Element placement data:
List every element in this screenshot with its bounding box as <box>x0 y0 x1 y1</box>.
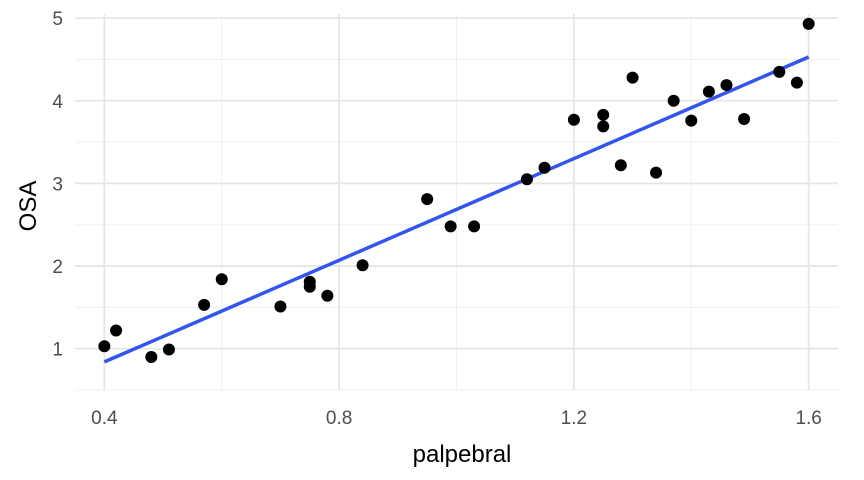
y-tick-label: 1 <box>52 340 63 361</box>
data-point <box>321 289 334 302</box>
data-point <box>198 298 211 311</box>
data-point <box>538 161 551 174</box>
data-points <box>98 17 815 363</box>
data-point <box>215 273 228 286</box>
y-tick-label: 4 <box>52 92 63 113</box>
trend-line <box>103 55 810 364</box>
data-point <box>597 120 610 133</box>
x-axis-title: palpebral <box>413 441 512 468</box>
data-point <box>444 220 457 233</box>
y-tick-label: 2 <box>52 257 63 278</box>
y-tick-label: 3 <box>52 174 63 195</box>
data-point <box>421 193 434 206</box>
data-point <box>702 85 715 98</box>
x-tick-label: 1.2 <box>561 408 587 429</box>
data-point <box>567 113 580 126</box>
x-tick-label: 0.4 <box>91 408 118 429</box>
data-point <box>614 159 627 172</box>
data-point <box>303 280 316 293</box>
data-point <box>790 76 803 89</box>
y-tick-label: 5 <box>52 9 63 30</box>
data-point <box>626 71 639 84</box>
data-point <box>650 166 663 179</box>
data-point <box>738 112 751 125</box>
data-point <box>667 94 680 107</box>
data-point <box>110 324 123 337</box>
data-point <box>468 220 481 233</box>
data-point <box>597 108 610 121</box>
x-tick-label: 1.6 <box>795 408 821 429</box>
data-point <box>145 350 158 363</box>
trend-line-group <box>103 55 810 364</box>
x-tick-labels: 0.4 0.8 1.2 1.6 <box>91 408 822 429</box>
x-tick-label: 0.8 <box>326 408 352 429</box>
data-point <box>773 65 786 78</box>
data-point <box>356 259 369 272</box>
data-point <box>162 343 175 356</box>
data-point <box>685 114 698 127</box>
y-tick-labels: 1 2 3 4 5 <box>52 9 63 361</box>
grid <box>75 14 838 391</box>
data-point <box>98 340 111 353</box>
data-point <box>274 300 287 313</box>
data-point <box>720 79 733 92</box>
data-point <box>802 17 815 30</box>
data-point <box>520 173 533 186</box>
y-axis-title: OSA <box>15 181 42 232</box>
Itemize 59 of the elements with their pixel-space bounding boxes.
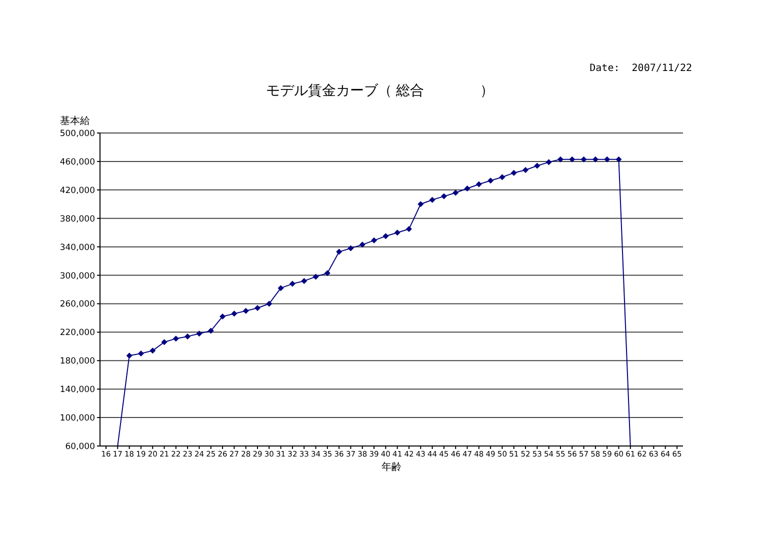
point: [336, 248, 342, 255]
point: [312, 274, 319, 280]
point: [254, 304, 260, 311]
y-tick-label: 500,000: [60, 129, 95, 140]
point: [488, 178, 494, 184]
point: [499, 174, 506, 180]
y-tick-label: 140,000: [60, 385, 95, 396]
point: [348, 245, 354, 252]
point: [522, 166, 529, 173]
point: [592, 156, 598, 162]
point: [126, 352, 132, 359]
y-tick-label: 420,000: [60, 186, 95, 196]
y-tick-label: 220,000: [60, 328, 95, 338]
point: [289, 280, 296, 287]
point: [382, 233, 389, 240]
text: Date: 2007/11/22: [590, 63, 692, 74]
point: [557, 156, 564, 162]
y-tick-label: 180,000: [60, 356, 95, 367]
point: [161, 339, 168, 346]
point: [580, 156, 587, 162]
y-tick-label: 300,000: [60, 271, 95, 282]
point: [510, 170, 517, 176]
y-tick-label: 60,000: [65, 442, 95, 452]
point: [208, 328, 214, 334]
point: [440, 193, 447, 200]
point: [452, 190, 459, 196]
point: [616, 156, 622, 162]
point: [429, 196, 436, 203]
point: [359, 242, 366, 248]
y-tick-label: 380,000: [60, 214, 95, 224]
point: [231, 310, 238, 317]
point: [172, 336, 179, 342]
y-tick-label: 340,000: [60, 242, 95, 253]
point: [371, 237, 378, 244]
point: [184, 333, 191, 340]
point: [534, 162, 540, 169]
point: [220, 314, 226, 320]
point: [406, 226, 412, 232]
y-tick-label: 460,000: [60, 157, 95, 168]
point: [196, 330, 202, 337]
point: [324, 270, 330, 276]
chart-title: モデル賃金カーブ（ 総合 ）: [264, 82, 496, 100]
point: [301, 278, 308, 284]
point: [546, 159, 552, 166]
point: [418, 201, 424, 208]
y-tick-label: 100,000: [60, 414, 95, 424]
point: [138, 350, 144, 357]
y-tick-label: 260,000: [60, 300, 95, 310]
x-axis-title: 年齢: [380, 460, 402, 474]
point: [476, 181, 482, 188]
point: [266, 300, 272, 307]
point: [569, 156, 576, 162]
point: [278, 285, 284, 292]
y-axis-title: 基本給: [60, 114, 90, 128]
point: [604, 156, 610, 162]
point: [150, 348, 156, 354]
point: [242, 308, 249, 314]
point: [464, 185, 470, 192]
point: [394, 230, 400, 236]
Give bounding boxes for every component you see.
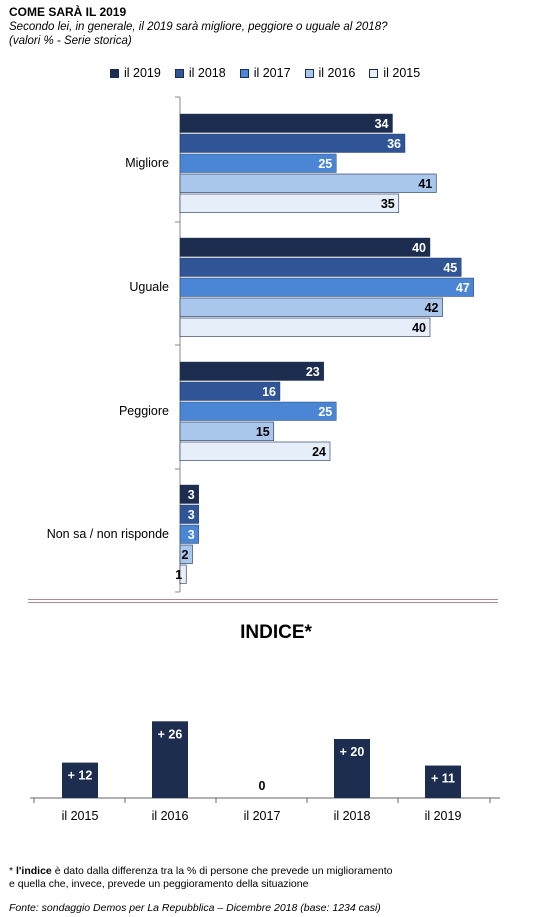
bar: [179, 133, 406, 153]
bar: [179, 113, 393, 133]
bar: [179, 381, 281, 401]
category-label: Non sa / non risponde: [47, 527, 169, 541]
legend-label: il 2015: [383, 66, 421, 80]
bar: [179, 361, 324, 381]
bar-value-label: 40: [412, 241, 426, 255]
legend-item: il 2015: [369, 66, 420, 80]
indice-value-label: + 12: [68, 769, 93, 783]
indice-bar: [425, 765, 461, 798]
indice-value-label: + 11: [431, 772, 455, 786]
bar-value-label: 25: [318, 405, 332, 419]
bar: [179, 193, 400, 213]
legend-swatch: [239, 68, 249, 78]
bar-value-label: 47: [456, 281, 470, 295]
subtitle-question: Secondo lei, in generale, il 2019 sarà m…: [9, 21, 388, 33]
bar: [179, 504, 199, 524]
source-note: Fonte: sondaggio Demos per La Repubblica…: [9, 902, 381, 914]
bar-value-label: 40: [412, 321, 426, 335]
legend-item: il 2016: [304, 66, 356, 80]
bar: [179, 564, 187, 584]
bar: [179, 173, 437, 193]
indice-value-label: + 20: [340, 745, 365, 759]
indice-category-label: il 2015: [62, 809, 99, 823]
footnote-line1: è dato dalla differenza tra la % di pers…: [51, 865, 393, 877]
legend-label: il 2019: [124, 66, 161, 80]
footnote-prefix: *: [9, 865, 17, 877]
bar: [179, 317, 431, 337]
category-label: Migliore: [125, 156, 169, 170]
chart-title: COME SARÀ IL 2019: [9, 5, 127, 19]
bar-value-label: 2: [182, 548, 189, 562]
bar-value-label: 36: [387, 137, 401, 151]
bar: [179, 237, 431, 257]
legend-swatch: [174, 68, 184, 78]
legend-item: il 2017: [239, 66, 291, 80]
bar: [179, 421, 275, 441]
indice-bar-chart: + 12 il 2015 + 26 il 2016 0 il 2017 + 20 il 201…: [30, 721, 500, 823]
indice-category-label: il 2019: [425, 809, 462, 823]
bar: [179, 544, 193, 564]
bar: [179, 297, 443, 317]
bar: [179, 524, 199, 544]
legend-label: il 2016: [318, 66, 356, 80]
indice-value-label: + 26: [158, 727, 183, 741]
indice-bar: [62, 762, 98, 798]
footnote-line2: e quella che, invece, prevede un peggior…: [9, 878, 309, 890]
bar-value-label: 15: [256, 425, 270, 439]
indice-value-label: 0: [259, 779, 266, 793]
bar: [179, 257, 462, 277]
bar: [179, 401, 337, 421]
legend: il 2019 il 2018 il 2017 il 2016 il 2015: [110, 66, 420, 80]
legend-swatch: [110, 68, 119, 78]
bar-value-label: 3: [188, 508, 195, 522]
bar-value-label: 1: [175, 568, 182, 582]
bar: [179, 153, 337, 173]
legend-swatch: [304, 68, 314, 78]
bar-value-label: 23: [306, 365, 320, 379]
legend-swatch: [369, 68, 379, 78]
bar: [179, 484, 199, 504]
category-label: Peggiore: [119, 404, 169, 418]
bar-value-label: 45: [443, 261, 457, 275]
footnote: * l'indice è dato dalla differenza tra l…: [9, 865, 529, 891]
legend-label: il 2018: [188, 66, 226, 80]
legend-item: il 2018: [174, 66, 226, 80]
category-label: Uguale: [129, 280, 169, 294]
indice-category-label: il 2017: [244, 809, 281, 823]
indice-title: INDICE*: [240, 622, 312, 643]
bar-value-label: 41: [418, 177, 432, 191]
bar-value-label: 42: [425, 301, 439, 315]
indice-bar: [152, 721, 188, 798]
footnote-bold: l'indice: [16, 865, 52, 877]
bar-value-label: 35: [381, 197, 395, 211]
legend-item: il 2019: [110, 66, 161, 80]
bar: [179, 441, 331, 461]
horizontal-bar-chart: Migliore 34 36 25 41 35 Uguale 40 45 47 42 40 Peggio…: [47, 96, 474, 593]
subtitle-note: (valori % - Serie storica): [9, 35, 132, 47]
separator-line: [28, 602, 498, 603]
bar-value-label: 16: [262, 385, 276, 399]
indice-category-label: il 2018: [334, 809, 371, 823]
bar-value-label: 25: [318, 157, 332, 171]
bar-value-label: 34: [375, 117, 389, 131]
bar-value-label: 24: [312, 445, 326, 459]
indice-bar: [334, 739, 370, 798]
chart-subtitle: Secondo lei, in generale, il 2019 sarà m…: [9, 20, 529, 48]
bar-value-label: 3: [188, 528, 195, 542]
separator-line: [28, 599, 498, 600]
bar: [179, 277, 474, 297]
bar-value-label: 3: [188, 488, 195, 502]
indice-category-label: il 2016: [152, 809, 189, 823]
legend-label: il 2017: [253, 66, 291, 80]
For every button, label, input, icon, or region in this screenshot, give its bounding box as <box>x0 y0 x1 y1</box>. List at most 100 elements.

__Aim__
Reproduce the lines from the one containing "y-tick-label: 1 <box>52 340 63 361</box>" through the one containing "data-point <box>738 112 751 125</box>", with both ends included.

__Task result__
y-tick-label: 1 <box>52 340 63 361</box>
data-point <box>321 289 334 302</box>
data-point <box>198 298 211 311</box>
data-point <box>538 161 551 174</box>
data-points <box>98 17 815 363</box>
data-point <box>215 273 228 286</box>
y-tick-label: 4 <box>52 92 63 113</box>
trend-line <box>103 55 810 364</box>
data-point <box>597 120 610 133</box>
x-axis-title: palpebral <box>413 441 512 468</box>
data-point <box>444 220 457 233</box>
y-tick-label: 2 <box>52 257 63 278</box>
y-tick-label: 3 <box>52 174 63 195</box>
data-point <box>421 193 434 206</box>
data-point <box>702 85 715 98</box>
x-tick-label: 1.2 <box>561 408 587 429</box>
data-point <box>567 113 580 126</box>
x-tick-label: 0.4 <box>91 408 118 429</box>
data-point <box>614 159 627 172</box>
data-point <box>303 280 316 293</box>
data-point <box>790 76 803 89</box>
y-tick-label: 5 <box>52 9 63 30</box>
data-point <box>626 71 639 84</box>
data-point <box>650 166 663 179</box>
data-point <box>738 112 751 125</box>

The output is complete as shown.